▸ **DO THIS**:
Could you pull out the data lines between the line holding "643, 124, 650]" and the line holding "641, 170, 648]", inclusive, and reproduce them unchanged?

▸ **RECORDS SHOWN**:

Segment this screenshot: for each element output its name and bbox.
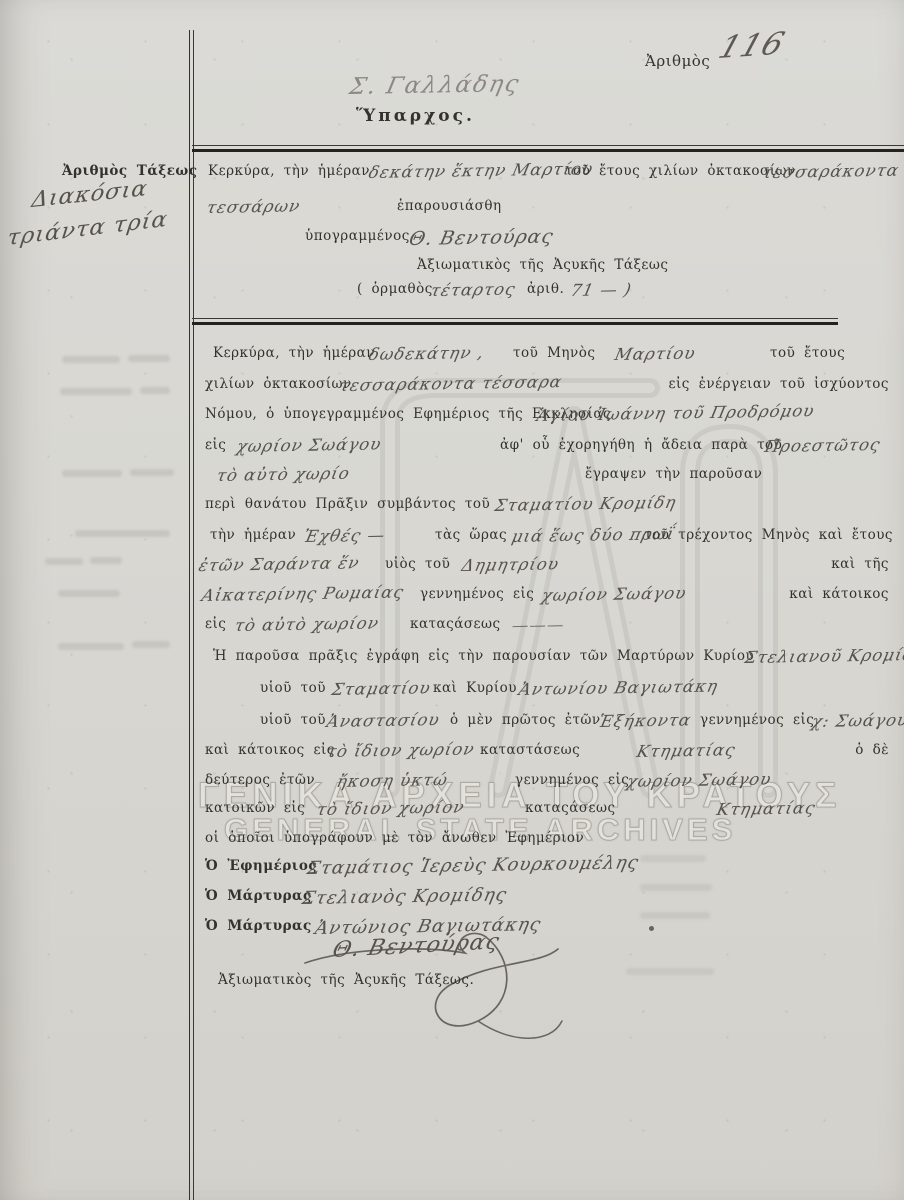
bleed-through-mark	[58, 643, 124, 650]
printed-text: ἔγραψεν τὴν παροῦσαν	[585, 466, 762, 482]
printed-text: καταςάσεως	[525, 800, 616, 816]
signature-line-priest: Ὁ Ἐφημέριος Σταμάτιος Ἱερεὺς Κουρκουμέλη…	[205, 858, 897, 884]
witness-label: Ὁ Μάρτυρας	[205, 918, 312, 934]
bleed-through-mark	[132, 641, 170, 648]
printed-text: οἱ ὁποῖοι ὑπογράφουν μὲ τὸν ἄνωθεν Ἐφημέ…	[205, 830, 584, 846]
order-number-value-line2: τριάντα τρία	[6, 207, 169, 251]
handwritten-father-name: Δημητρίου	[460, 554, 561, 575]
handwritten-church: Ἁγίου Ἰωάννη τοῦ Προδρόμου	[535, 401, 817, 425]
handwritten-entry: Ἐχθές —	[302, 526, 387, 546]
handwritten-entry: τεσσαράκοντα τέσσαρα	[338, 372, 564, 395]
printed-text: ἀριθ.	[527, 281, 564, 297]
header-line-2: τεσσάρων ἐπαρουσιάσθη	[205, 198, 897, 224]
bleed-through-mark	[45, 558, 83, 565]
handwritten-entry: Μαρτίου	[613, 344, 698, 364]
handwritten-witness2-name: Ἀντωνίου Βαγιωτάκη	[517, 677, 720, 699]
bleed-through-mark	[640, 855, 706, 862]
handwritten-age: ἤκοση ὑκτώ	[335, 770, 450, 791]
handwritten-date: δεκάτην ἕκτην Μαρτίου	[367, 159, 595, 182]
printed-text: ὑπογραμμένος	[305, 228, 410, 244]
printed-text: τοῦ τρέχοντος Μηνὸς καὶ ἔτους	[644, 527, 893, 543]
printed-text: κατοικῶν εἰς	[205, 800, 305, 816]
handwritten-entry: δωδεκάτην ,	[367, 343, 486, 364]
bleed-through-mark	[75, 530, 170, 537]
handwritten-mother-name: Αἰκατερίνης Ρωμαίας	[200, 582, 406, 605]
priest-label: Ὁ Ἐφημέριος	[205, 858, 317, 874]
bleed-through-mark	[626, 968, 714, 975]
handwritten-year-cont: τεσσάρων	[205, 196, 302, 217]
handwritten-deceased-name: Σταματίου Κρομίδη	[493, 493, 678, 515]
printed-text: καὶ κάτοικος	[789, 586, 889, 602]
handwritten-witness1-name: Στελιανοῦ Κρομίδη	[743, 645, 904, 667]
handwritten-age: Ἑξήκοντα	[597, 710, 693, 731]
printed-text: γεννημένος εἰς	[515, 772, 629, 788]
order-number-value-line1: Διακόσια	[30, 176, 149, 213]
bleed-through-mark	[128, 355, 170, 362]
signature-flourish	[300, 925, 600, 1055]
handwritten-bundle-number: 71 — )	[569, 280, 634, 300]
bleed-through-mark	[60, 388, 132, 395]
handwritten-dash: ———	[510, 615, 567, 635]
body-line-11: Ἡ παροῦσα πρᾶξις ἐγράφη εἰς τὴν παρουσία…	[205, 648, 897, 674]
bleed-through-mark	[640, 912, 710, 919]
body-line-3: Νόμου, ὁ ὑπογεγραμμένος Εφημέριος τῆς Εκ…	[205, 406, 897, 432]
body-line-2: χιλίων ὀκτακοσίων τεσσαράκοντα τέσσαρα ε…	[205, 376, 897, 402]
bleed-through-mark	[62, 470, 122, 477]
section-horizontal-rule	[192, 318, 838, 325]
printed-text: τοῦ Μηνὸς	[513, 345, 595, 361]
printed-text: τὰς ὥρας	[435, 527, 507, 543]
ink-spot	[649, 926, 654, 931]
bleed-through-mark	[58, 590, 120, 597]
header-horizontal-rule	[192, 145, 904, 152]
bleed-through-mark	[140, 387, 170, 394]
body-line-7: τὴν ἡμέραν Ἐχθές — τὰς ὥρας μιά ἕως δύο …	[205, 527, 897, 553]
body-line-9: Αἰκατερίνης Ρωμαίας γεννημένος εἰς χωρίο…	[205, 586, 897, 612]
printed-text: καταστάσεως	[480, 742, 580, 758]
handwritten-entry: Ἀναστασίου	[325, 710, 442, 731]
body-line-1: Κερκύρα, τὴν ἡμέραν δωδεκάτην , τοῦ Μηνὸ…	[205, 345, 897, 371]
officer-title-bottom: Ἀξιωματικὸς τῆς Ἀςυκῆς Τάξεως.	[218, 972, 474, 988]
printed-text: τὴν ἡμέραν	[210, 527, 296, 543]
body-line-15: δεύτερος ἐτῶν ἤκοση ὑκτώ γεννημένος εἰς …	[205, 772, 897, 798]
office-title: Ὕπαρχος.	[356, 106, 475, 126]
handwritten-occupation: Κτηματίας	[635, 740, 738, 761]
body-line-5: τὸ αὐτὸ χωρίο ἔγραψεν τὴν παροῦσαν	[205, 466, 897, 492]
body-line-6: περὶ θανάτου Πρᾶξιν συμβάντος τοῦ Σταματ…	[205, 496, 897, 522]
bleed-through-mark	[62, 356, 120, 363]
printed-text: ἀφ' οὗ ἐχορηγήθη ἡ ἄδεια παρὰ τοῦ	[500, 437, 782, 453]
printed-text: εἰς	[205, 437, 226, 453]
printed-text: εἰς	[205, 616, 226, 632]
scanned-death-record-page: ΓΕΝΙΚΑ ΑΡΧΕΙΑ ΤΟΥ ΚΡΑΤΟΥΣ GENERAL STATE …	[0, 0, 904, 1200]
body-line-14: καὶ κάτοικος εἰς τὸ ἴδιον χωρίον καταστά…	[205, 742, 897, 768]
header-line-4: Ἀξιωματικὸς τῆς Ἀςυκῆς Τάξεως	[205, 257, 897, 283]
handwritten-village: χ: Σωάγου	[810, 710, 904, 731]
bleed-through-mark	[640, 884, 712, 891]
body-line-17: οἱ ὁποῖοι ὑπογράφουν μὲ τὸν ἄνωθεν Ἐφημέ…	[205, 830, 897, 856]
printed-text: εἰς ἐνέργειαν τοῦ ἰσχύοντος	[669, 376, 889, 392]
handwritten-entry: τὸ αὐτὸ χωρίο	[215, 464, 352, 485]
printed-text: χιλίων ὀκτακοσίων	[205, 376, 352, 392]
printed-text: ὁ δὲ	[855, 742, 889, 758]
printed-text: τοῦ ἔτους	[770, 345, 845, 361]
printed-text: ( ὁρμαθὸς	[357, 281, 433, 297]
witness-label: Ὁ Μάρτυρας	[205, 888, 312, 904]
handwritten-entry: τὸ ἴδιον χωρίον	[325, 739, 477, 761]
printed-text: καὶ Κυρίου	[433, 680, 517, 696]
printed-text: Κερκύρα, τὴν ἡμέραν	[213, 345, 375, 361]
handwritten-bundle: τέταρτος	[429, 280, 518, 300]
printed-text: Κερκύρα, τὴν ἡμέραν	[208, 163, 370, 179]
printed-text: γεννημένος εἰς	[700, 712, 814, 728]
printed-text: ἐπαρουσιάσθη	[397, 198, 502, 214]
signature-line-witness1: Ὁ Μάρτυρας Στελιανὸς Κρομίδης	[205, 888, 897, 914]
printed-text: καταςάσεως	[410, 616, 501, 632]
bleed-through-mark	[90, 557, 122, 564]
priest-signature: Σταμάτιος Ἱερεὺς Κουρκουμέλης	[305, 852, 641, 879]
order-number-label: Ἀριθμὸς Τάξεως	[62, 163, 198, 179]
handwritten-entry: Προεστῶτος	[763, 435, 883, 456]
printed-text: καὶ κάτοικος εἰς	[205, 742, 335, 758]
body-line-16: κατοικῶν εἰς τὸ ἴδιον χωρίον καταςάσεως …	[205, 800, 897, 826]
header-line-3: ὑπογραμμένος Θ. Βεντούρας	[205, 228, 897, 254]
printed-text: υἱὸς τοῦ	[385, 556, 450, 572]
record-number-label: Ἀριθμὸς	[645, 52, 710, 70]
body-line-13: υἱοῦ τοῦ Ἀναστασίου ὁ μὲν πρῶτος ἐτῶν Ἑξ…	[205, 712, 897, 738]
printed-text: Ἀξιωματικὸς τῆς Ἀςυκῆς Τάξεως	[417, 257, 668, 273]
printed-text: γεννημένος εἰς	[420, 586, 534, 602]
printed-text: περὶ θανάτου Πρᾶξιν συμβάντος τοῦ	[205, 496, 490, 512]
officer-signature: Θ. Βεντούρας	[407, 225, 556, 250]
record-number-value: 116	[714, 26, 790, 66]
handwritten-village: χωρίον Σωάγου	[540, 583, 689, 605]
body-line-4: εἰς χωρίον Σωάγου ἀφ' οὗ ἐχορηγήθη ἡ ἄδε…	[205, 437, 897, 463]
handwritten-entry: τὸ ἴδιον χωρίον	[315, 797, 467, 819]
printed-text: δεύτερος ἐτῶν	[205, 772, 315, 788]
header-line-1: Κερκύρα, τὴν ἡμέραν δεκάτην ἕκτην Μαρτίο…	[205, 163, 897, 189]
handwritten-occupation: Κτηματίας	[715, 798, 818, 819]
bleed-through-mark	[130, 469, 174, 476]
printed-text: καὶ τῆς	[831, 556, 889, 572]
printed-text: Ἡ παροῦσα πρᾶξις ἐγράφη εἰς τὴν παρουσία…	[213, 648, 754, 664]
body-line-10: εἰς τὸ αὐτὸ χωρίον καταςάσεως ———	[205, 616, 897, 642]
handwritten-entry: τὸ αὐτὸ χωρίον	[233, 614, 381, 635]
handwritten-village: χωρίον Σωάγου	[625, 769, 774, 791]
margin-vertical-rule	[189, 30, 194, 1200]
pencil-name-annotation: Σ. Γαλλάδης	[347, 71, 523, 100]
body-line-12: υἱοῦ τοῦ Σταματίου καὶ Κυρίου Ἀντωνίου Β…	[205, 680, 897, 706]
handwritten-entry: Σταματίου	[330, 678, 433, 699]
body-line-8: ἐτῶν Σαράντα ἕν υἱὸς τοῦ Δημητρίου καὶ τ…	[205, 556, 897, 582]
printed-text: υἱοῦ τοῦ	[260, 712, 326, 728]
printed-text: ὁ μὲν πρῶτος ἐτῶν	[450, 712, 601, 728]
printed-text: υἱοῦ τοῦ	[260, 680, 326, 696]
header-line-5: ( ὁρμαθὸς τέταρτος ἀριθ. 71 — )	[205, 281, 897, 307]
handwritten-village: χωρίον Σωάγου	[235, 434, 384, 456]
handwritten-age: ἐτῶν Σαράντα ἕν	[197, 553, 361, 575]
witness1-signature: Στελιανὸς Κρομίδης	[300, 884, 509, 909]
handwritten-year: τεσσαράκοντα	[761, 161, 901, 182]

▸ **PROBLEM SOLUTION**:
bleed-through-mark	[58, 643, 124, 650]
printed-text: ἔγραψεν τὴν παροῦσαν	[585, 466, 762, 482]
printed-text: καταςάσεως	[525, 800, 616, 816]
signature-line-priest: Ὁ Ἐφημέριος Σταμάτιος Ἱερεὺς Κουρκουμέλη…	[205, 858, 897, 884]
witness-label: Ὁ Μάρτυρας	[205, 918, 312, 934]
bleed-through-mark	[132, 641, 170, 648]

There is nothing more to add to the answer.